[BEGIN Data for processing]
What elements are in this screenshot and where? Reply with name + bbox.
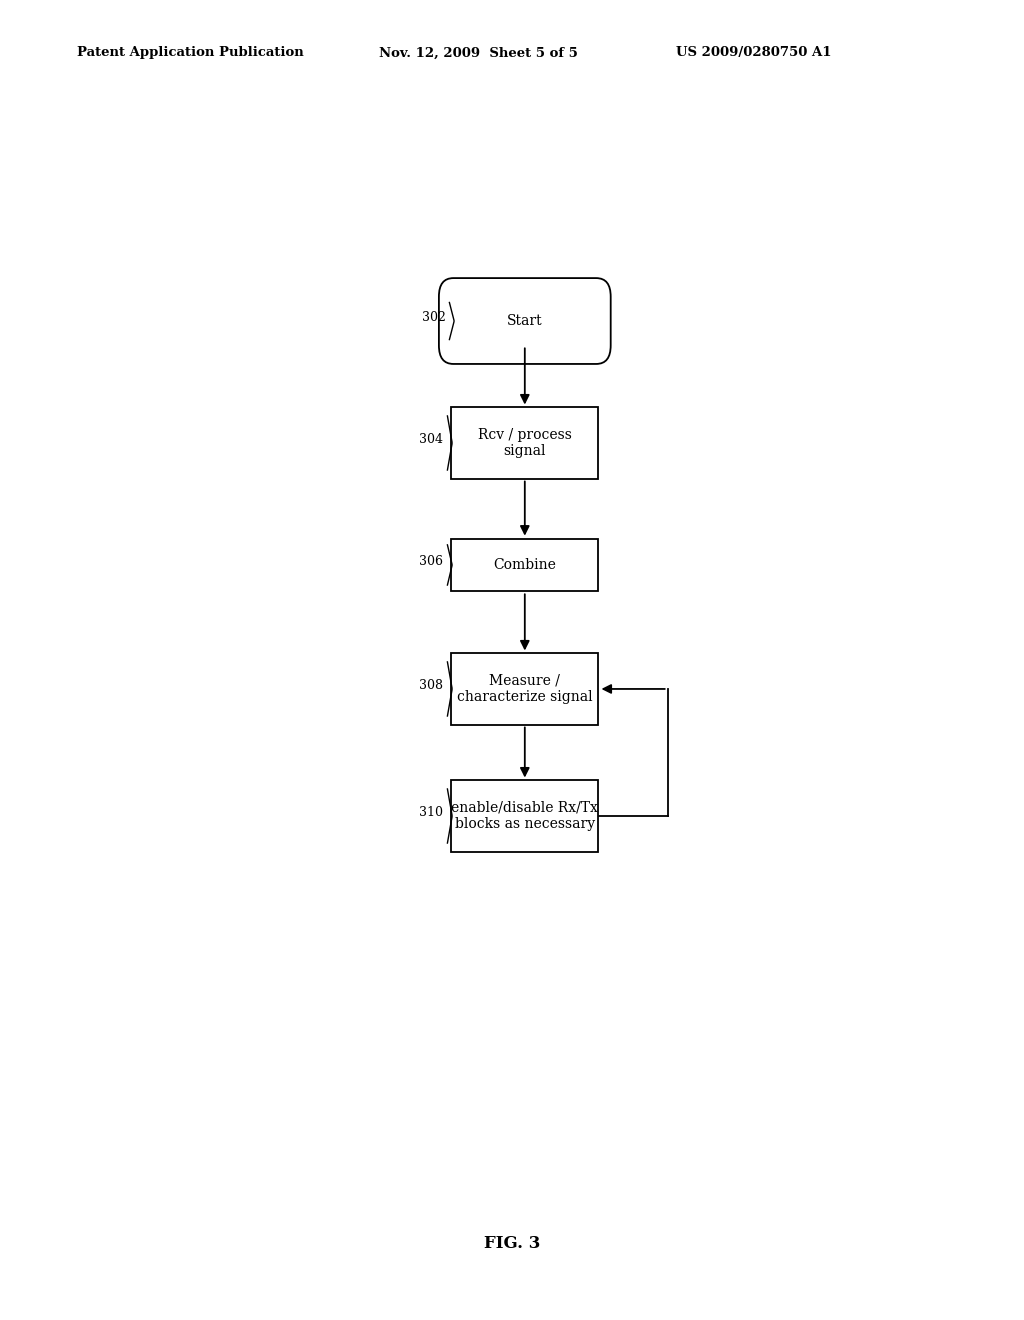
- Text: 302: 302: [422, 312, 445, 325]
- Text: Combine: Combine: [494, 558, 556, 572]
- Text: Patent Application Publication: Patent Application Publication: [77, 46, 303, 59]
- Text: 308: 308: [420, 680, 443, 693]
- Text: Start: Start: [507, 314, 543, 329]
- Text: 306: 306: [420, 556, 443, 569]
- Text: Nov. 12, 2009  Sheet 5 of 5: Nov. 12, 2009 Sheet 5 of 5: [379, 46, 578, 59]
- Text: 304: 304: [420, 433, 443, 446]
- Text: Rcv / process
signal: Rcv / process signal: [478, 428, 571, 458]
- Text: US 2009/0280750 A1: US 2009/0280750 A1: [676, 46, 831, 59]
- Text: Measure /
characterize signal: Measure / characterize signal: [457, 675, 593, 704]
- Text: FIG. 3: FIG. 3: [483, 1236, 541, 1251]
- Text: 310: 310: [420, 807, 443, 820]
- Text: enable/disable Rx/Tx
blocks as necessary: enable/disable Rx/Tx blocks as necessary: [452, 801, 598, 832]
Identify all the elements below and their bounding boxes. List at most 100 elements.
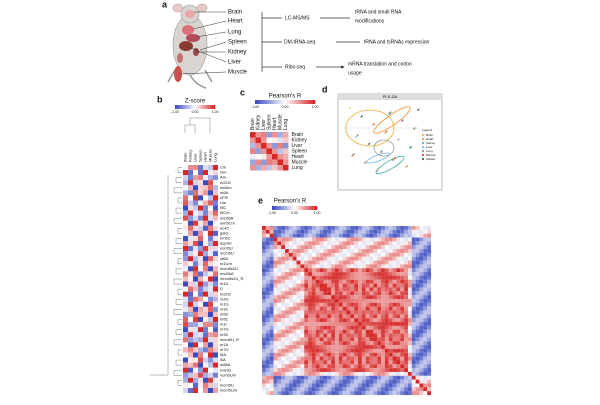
[END Data for processing]
[BEGIN Data for processing]
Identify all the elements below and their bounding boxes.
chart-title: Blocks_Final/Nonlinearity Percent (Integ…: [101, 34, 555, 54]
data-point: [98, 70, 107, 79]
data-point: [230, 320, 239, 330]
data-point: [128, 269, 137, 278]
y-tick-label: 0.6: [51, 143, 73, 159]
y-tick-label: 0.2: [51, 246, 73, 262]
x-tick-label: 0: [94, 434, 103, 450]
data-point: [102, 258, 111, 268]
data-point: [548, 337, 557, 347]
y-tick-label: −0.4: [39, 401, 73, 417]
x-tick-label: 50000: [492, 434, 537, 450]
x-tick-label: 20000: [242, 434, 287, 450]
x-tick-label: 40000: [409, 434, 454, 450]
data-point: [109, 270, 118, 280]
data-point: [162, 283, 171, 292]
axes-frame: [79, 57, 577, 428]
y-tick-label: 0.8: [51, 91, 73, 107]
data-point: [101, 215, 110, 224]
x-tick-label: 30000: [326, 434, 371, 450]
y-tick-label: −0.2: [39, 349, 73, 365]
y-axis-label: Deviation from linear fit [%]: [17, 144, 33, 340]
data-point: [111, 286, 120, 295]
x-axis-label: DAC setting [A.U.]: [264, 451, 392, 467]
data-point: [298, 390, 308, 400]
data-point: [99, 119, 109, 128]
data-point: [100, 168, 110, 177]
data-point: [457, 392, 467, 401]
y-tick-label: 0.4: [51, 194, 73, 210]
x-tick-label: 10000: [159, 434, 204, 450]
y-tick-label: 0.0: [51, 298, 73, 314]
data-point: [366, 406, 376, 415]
[END Data for processing]
Given instruction ->
Retype the records from the line containing "What elements are" through the line containing "- Text: Measure /", including both of those lines, and leave out the pictures.

Response ->
What elements are in this screenshot and where? Reply with name + bbox.
- Text: 302: 302: [422, 312, 445, 325]
- Text: Combine: Combine: [494, 558, 556, 572]
- Text: Patent Application Publication: Patent Application Publication: [77, 46, 303, 59]
- Text: 308: 308: [420, 680, 443, 693]
- Text: Start: Start: [507, 314, 543, 329]
- Text: 306: 306: [420, 556, 443, 569]
- Text: Nov. 12, 2009  Sheet 5 of 5: Nov. 12, 2009 Sheet 5 of 5: [379, 46, 578, 59]
- Text: 304: 304: [420, 433, 443, 446]
- Text: Rcv / process
signal: Rcv / process signal: [478, 428, 571, 458]
- Text: US 2009/0280750 A1: US 2009/0280750 A1: [676, 46, 831, 59]
- Text: Measure /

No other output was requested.